- **Short task**: Looking at the listing beneath, work out how many lines hold "upon" and report only that figure.

[Stored records]
/---
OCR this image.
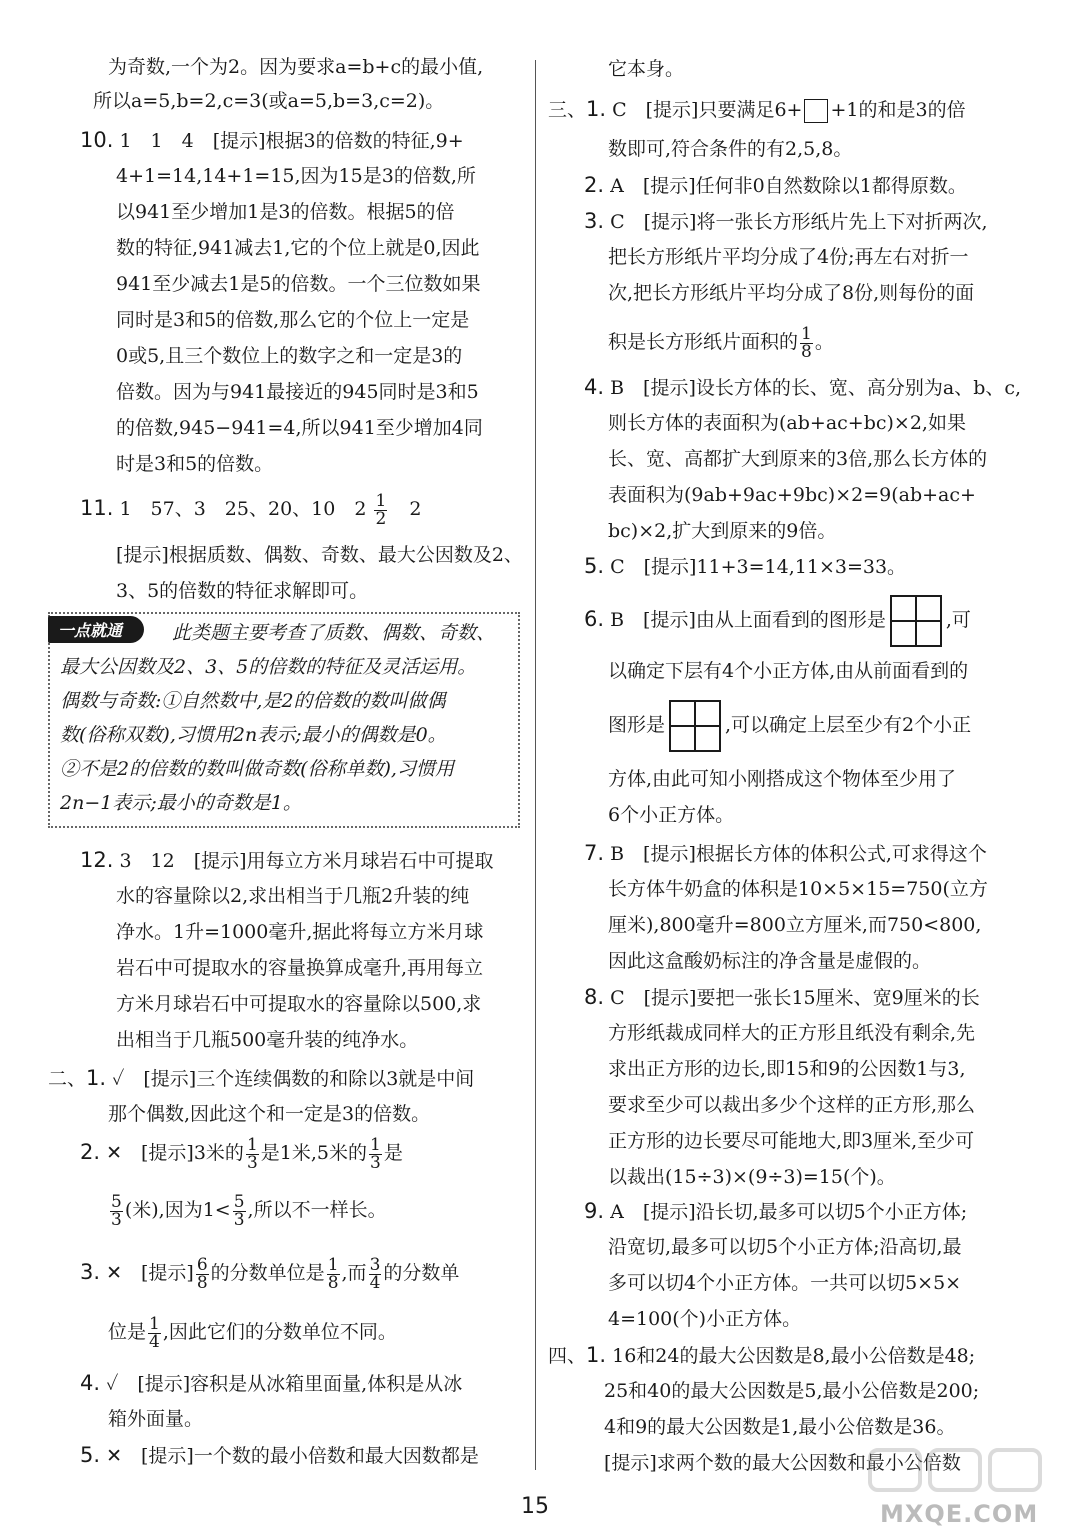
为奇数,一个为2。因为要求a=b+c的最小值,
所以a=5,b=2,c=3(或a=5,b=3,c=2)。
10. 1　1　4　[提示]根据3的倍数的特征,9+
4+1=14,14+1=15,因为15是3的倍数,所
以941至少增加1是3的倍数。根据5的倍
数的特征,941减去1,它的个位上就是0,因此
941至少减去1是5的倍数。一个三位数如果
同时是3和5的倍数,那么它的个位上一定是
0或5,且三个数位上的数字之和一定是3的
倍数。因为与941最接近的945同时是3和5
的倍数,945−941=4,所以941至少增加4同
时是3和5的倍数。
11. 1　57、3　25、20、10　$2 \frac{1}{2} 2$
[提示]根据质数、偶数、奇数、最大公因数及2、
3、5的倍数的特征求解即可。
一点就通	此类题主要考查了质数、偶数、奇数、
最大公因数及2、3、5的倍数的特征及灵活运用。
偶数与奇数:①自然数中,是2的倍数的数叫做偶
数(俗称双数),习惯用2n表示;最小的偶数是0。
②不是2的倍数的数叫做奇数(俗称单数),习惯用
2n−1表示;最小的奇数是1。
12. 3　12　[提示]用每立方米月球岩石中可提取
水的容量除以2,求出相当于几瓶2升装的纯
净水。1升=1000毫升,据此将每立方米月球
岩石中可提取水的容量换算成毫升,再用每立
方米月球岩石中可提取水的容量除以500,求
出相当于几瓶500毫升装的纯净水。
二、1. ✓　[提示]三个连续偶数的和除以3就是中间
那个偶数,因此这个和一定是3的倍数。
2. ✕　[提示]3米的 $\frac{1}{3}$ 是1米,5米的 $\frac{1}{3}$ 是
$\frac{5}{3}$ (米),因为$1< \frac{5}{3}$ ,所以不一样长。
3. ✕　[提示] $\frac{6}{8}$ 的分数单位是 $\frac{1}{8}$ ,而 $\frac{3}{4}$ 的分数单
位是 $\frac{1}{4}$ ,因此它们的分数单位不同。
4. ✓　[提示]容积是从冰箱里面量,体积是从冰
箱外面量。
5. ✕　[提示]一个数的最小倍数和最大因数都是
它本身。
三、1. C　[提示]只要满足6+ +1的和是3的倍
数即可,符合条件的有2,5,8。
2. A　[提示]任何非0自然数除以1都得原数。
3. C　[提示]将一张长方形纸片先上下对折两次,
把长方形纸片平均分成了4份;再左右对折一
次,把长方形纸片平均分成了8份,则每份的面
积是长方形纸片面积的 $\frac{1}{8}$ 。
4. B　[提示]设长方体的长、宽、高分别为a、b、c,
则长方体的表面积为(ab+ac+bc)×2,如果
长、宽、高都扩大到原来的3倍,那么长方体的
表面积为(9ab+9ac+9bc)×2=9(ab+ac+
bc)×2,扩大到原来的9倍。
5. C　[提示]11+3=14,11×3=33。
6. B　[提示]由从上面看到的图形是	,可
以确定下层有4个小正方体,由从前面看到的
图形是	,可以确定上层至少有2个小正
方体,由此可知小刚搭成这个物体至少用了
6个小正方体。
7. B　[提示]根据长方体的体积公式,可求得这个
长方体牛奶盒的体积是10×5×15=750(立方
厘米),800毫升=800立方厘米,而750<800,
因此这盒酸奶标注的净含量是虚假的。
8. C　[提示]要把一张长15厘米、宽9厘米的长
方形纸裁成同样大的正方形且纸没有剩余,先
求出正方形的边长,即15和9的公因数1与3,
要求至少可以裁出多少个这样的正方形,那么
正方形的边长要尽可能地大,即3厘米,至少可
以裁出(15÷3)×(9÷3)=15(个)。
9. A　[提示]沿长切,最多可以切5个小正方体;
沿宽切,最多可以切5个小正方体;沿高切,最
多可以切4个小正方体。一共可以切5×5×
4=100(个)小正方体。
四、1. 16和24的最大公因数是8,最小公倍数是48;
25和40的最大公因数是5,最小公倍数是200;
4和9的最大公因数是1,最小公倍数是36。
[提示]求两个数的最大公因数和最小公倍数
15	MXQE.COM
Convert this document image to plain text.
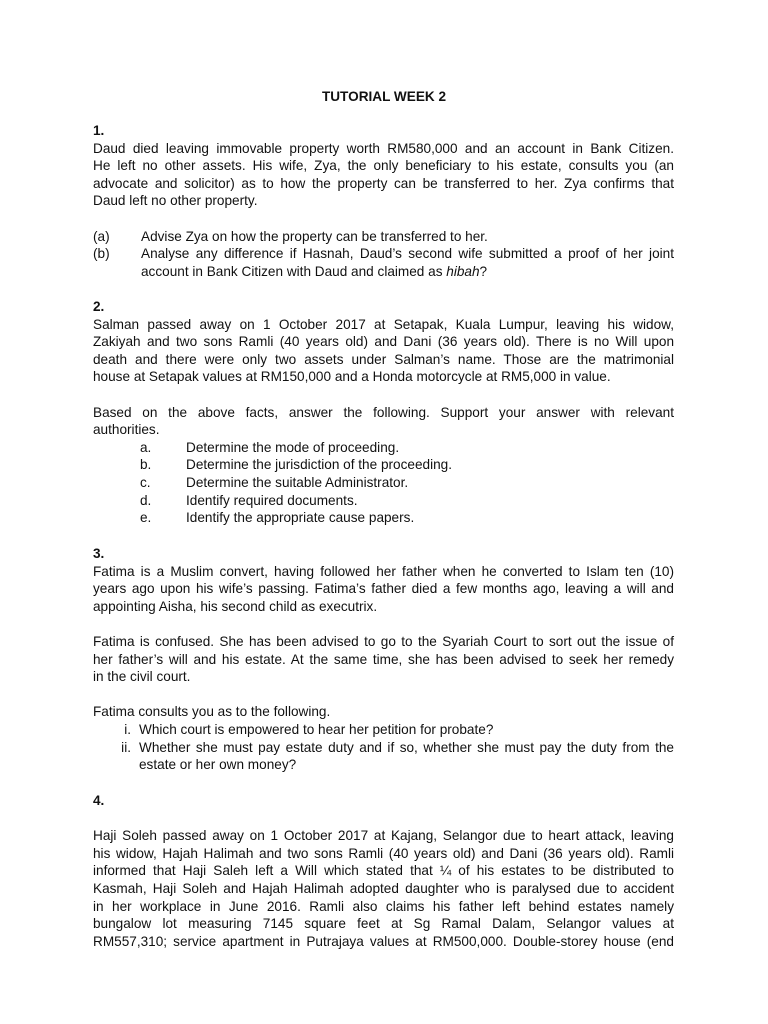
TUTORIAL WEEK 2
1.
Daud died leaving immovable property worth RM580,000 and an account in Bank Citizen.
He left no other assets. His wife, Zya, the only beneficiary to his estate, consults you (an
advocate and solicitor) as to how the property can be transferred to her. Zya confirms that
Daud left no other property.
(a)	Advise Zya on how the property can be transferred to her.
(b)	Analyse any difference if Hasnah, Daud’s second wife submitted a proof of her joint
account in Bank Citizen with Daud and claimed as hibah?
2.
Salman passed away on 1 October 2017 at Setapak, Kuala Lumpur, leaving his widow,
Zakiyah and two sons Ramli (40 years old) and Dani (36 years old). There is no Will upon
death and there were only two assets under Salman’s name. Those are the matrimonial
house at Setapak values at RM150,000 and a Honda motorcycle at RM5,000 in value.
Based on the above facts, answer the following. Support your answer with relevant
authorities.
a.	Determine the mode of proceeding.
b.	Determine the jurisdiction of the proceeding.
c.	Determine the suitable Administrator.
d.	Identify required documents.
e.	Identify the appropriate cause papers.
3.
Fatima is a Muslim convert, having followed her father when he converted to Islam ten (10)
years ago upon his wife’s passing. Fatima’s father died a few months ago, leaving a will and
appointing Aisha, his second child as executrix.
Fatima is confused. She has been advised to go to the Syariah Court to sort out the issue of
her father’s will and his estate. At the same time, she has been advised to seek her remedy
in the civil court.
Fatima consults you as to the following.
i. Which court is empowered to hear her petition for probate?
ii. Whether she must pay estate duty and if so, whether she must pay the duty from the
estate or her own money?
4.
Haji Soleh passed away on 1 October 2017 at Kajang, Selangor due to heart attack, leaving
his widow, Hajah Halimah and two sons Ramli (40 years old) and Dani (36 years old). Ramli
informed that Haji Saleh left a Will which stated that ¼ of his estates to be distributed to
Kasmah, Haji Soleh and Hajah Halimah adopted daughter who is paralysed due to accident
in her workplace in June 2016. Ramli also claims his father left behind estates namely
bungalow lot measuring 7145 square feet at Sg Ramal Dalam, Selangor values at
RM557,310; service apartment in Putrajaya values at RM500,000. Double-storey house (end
\---
- **Solution to the problem**: 2